# [Activity]
What lines below hold the string "always"? Copy them all.

(Records from a data collection)
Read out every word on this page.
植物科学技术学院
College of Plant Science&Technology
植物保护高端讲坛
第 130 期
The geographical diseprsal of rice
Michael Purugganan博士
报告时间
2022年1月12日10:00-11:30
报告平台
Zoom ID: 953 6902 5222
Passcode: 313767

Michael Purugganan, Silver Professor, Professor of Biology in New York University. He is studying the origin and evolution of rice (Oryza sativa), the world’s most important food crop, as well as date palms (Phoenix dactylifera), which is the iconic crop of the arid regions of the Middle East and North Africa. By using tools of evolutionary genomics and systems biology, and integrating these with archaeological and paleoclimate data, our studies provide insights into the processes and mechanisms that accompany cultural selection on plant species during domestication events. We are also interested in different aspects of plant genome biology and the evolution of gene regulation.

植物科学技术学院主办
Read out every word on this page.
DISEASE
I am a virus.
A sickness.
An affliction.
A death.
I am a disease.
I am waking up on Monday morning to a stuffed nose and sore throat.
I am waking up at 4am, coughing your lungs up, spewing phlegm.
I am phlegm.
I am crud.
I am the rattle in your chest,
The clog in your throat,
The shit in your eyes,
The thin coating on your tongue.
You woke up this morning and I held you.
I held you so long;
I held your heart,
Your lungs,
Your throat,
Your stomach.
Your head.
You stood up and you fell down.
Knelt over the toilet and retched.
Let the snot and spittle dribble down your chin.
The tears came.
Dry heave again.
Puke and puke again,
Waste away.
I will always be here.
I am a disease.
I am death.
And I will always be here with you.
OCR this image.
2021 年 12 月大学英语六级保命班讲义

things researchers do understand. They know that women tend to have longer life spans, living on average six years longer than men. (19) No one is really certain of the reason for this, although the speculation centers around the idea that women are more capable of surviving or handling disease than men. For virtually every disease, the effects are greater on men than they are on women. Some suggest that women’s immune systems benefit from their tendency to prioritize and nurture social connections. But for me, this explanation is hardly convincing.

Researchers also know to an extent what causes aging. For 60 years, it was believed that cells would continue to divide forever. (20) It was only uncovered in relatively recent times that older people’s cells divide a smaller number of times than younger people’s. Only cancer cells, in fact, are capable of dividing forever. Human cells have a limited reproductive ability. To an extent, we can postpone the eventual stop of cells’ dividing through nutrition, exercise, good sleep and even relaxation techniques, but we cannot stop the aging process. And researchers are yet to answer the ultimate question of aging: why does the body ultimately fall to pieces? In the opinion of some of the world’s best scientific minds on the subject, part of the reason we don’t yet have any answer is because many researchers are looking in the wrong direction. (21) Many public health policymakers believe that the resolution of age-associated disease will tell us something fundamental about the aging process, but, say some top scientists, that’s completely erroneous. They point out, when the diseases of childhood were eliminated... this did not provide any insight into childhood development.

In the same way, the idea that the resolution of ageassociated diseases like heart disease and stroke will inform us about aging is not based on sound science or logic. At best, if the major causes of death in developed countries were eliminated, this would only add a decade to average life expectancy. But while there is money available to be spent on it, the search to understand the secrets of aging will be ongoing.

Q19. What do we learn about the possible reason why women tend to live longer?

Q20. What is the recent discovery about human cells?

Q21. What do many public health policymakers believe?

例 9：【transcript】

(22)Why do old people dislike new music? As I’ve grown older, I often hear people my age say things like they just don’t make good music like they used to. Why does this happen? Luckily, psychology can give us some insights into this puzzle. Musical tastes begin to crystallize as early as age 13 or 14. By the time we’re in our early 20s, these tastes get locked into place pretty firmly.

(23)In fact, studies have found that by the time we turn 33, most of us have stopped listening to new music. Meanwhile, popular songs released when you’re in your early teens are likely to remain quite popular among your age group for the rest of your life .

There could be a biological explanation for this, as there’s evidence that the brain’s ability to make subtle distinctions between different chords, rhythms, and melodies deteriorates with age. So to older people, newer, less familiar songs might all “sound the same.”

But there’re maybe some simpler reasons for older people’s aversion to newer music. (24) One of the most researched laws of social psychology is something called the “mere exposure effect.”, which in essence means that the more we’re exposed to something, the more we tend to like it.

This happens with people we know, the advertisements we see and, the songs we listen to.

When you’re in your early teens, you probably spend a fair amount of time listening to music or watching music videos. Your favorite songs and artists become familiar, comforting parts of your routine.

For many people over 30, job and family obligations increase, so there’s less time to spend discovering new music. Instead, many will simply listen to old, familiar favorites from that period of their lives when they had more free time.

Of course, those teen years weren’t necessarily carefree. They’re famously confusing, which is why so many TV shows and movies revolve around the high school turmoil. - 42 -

# [Finished task]
I will always be here.
And I will always be here with you.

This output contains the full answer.